DIRECTIONS FOR THIS TASK: Output all entries verbatim. Skip pictures.

MATERIAL SHOWN:
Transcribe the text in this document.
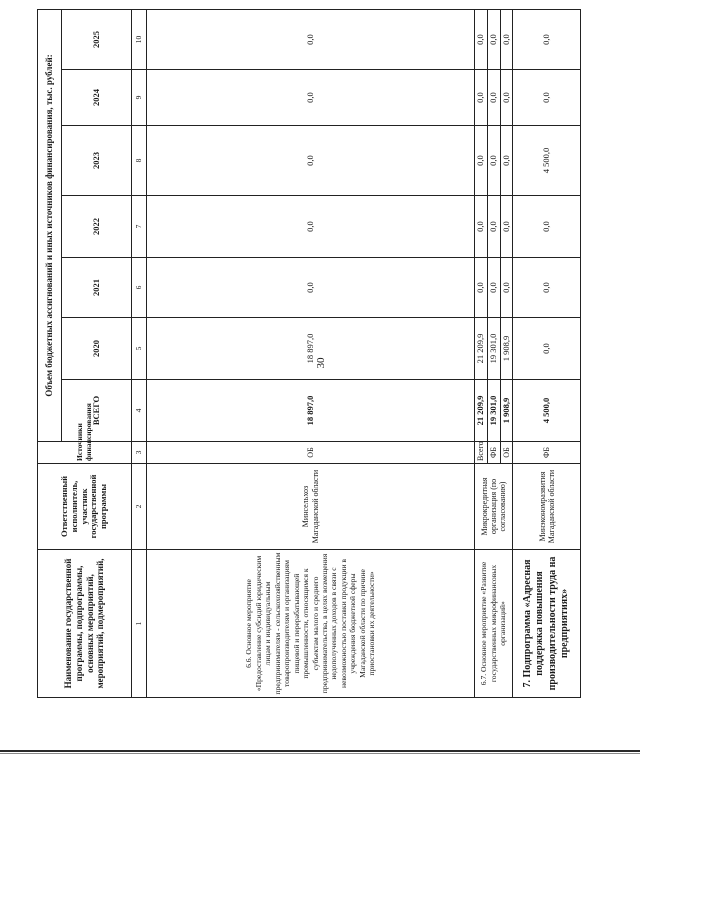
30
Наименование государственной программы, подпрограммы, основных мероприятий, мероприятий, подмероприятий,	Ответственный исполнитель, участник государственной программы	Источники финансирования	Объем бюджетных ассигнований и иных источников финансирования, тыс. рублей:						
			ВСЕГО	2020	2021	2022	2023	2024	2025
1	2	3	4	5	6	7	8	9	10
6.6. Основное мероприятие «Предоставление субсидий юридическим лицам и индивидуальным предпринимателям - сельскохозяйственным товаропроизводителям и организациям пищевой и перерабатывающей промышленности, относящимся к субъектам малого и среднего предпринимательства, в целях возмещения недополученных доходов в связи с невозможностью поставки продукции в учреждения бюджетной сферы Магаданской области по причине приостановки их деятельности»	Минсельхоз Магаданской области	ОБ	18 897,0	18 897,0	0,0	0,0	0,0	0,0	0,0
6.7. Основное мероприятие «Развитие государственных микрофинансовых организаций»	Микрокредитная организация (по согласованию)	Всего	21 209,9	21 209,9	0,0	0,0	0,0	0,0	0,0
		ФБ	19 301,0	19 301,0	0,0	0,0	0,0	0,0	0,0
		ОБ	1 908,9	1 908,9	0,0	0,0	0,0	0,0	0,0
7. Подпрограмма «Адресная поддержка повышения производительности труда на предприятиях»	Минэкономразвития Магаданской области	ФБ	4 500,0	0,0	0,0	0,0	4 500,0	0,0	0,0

EXERCISE SOLUTION:
Transcribe the text in this document.
30
Наименование государственной программы, подпрограммы, основных мероприятий, мероприятий, подмероприятий,	Ответственный исполнитель, участник государственной программы	Источники финансирования	Объем бюджетных ассигнований и иных источников финансирования, тыс. рублей:						
			ВСЕГО	2020	2021	2022	2023	2024	2025
1	2	3	4	5	6	7	8	9	10
6.6. Основное мероприятие «Предоставление субсидий юридическим лицам и индивидуальным предпринимателям - сельскохозяйственным товаропроизводителям и организациям пищевой и перерабатывающей промышленности, относящимся к субъектам малого и среднего предпринимательства, в целях возмещения недополученных доходов в связи с невозможностью поставки продукции в учреждения бюджетной сферы Магаданской области по причине приостановки их деятельности»	Минсельхоз Магаданской области	ОБ	18 897,0	18 897,0	0,0	0,0	0,0	0,0	0,0
6.7. Основное мероприятие «Развитие государственных микрофинансовых организаций»	Микрокредитная организация (по согласованию)	Всего	21 209,9	21 209,9	0,0	0,0	0,0	0,0	0,0
		ФБ	19 301,0	19 301,0	0,0	0,0	0,0	0,0	0,0
		ОБ	1 908,9	1 908,9	0,0	0,0	0,0	0,0	0,0
7. Подпрограмма «Адресная поддержка повышения производительности труда на предприятиях»	Минэкономразвития Магаданской области	ФБ	4 500,0	0,0	0,0	0,0	4 500,0	0,0	0,0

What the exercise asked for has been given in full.